** DATA EXCERPTS **
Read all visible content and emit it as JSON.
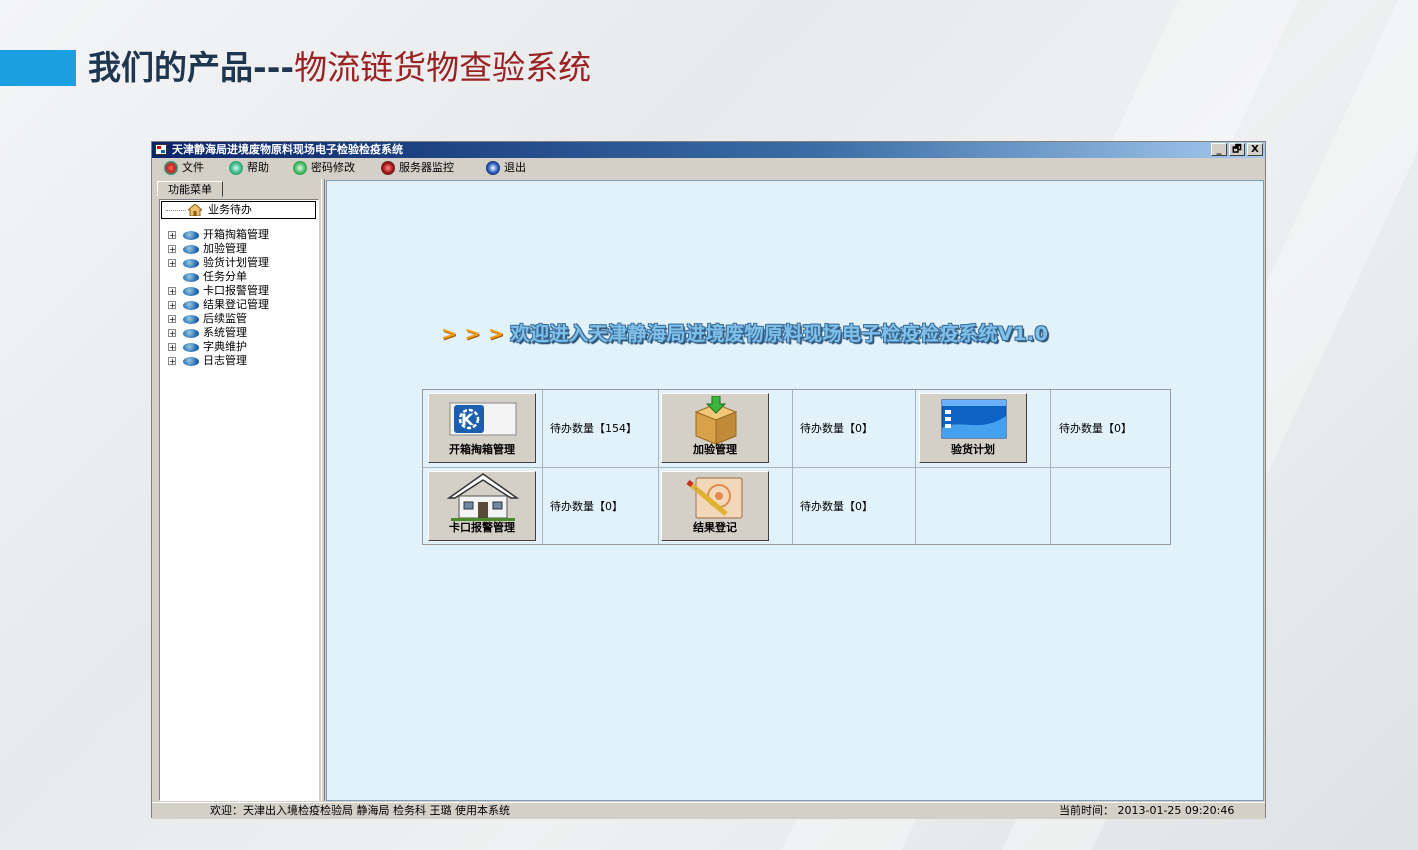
{
  "slide": {
    "title_bold": "我们的产品---",
    "title_rest": "物流链货物查验系统"
  },
  "window": {
    "title": "天津静海局进境废物原料现场电子检验检疫系统",
    "controls": [
      "_",
      "🗗",
      "X"
    ]
  },
  "menubar": {
    "items": [
      {
        "label": "文件",
        "icon": "file-icon"
      },
      {
        "label": "帮助",
        "icon": "help-icon"
      },
      {
        "label": "密码修改",
        "icon": "password-icon"
      },
      {
        "label": "服务器监控",
        "icon": "server-monitor-icon"
      },
      {
        "label": "退出",
        "icon": "exit-icon"
      }
    ]
  },
  "sidebar": {
    "tab": "功能菜单",
    "root": "业务待办",
    "items": [
      {
        "label": "开箱掏箱管理",
        "expandable": true
      },
      {
        "label": "加验管理",
        "expandable": true
      },
      {
        "label": "验货计划管理",
        "expandable": true
      },
      {
        "label": "任务分单",
        "expandable": false
      },
      {
        "label": "卡口报警管理",
        "expandable": true
      },
      {
        "label": "结果登记管理",
        "expandable": true
      },
      {
        "label": "后续监管",
        "expandable": true
      },
      {
        "label": "系统管理",
        "expandable": true
      },
      {
        "label": "字典维护",
        "expandable": true
      },
      {
        "label": "日志管理",
        "expandable": true
      }
    ]
  },
  "main": {
    "welcome_arrows": "> > >",
    "welcome": "欢迎进入天津静海局进境废物原料现场电子检疫检疫系统V1.0",
    "tiles": [
      {
        "label": "开箱掏箱管理",
        "count": "待办数量【154】",
        "icon": "kde-logo-icon"
      },
      {
        "label": "加验管理",
        "count": "待办数量【0】",
        "icon": "box-download-icon"
      },
      {
        "label": "验货计划",
        "count": "待办数量【0】",
        "icon": "window-panel-icon"
      },
      {
        "label": "卡口报警管理",
        "count": "待办数量【0】",
        "icon": "house-icon"
      },
      {
        "label": "结果登记",
        "count": "待办数量【0】",
        "icon": "notebook-pencil-icon"
      }
    ]
  },
  "statusbar": {
    "left": "欢迎：天津出入境检疫检验局 静海局 检务科 王璐 使用本系统",
    "right": "当前时间： 2013-01-25 09:20:46"
  }
}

** WRITTEN REQUEST **
Return each line from the material above exactly, but not the pictures.

** ANSWER TO THIS PROBLEM **
Read all visible content and emit it as JSON.
{
  "slide": {
    "title_bold": "我们的产品---",
    "title_rest": "物流链货物查验系统"
  },
  "window": {
    "title": "天津静海局进境废物原料现场电子检验检疫系统",
    "controls": [
      "_",
      "🗗",
      "X"
    ]
  },
  "menubar": {
    "items": [
      {
        "label": "文件",
        "icon": "file-icon"
      },
      {
        "label": "帮助",
        "icon": "help-icon"
      },
      {
        "label": "密码修改",
        "icon": "password-icon"
      },
      {
        "label": "服务器监控",
        "icon": "server-monitor-icon"
      },
      {
        "label": "退出",
        "icon": "exit-icon"
      }
    ]
  },
  "sidebar": {
    "tab": "功能菜单",
    "root": "业务待办",
    "items": [
      {
        "label": "开箱掏箱管理",
        "expandable": true
      },
      {
        "label": "加验管理",
        "expandable": true
      },
      {
        "label": "验货计划管理",
        "expandable": true
      },
      {
        "label": "任务分单",
        "expandable": false
      },
      {
        "label": "卡口报警管理",
        "expandable": true
      },
      {
        "label": "结果登记管理",
        "expandable": true
      },
      {
        "label": "后续监管",
        "expandable": true
      },
      {
        "label": "系统管理",
        "expandable": true
      },
      {
        "label": "字典维护",
        "expandable": true
      },
      {
        "label": "日志管理",
        "expandable": true
      }
    ]
  },
  "main": {
    "welcome_arrows": "> > >",
    "welcome": "欢迎进入天津静海局进境废物原料现场电子检疫检疫系统V1.0",
    "tiles": [
      {
        "label": "开箱掏箱管理",
        "count": "待办数量【154】",
        "icon": "kde-logo-icon"
      },
      {
        "label": "加验管理",
        "count": "待办数量【0】",
        "icon": "box-download-icon"
      },
      {
        "label": "验货计划",
        "count": "待办数量【0】",
        "icon": "window-panel-icon"
      },
      {
        "label": "卡口报警管理",
        "count": "待办数量【0】",
        "icon": "house-icon"
      },
      {
        "label": "结果登记",
        "count": "待办数量【0】",
        "icon": "notebook-pencil-icon"
      }
    ]
  },
  "statusbar": {
    "left": "欢迎：天津出入境检疫检验局 静海局 检务科 王璐 使用本系统",
    "right": "当前时间： 2013-01-25 09:20:46"
  }
}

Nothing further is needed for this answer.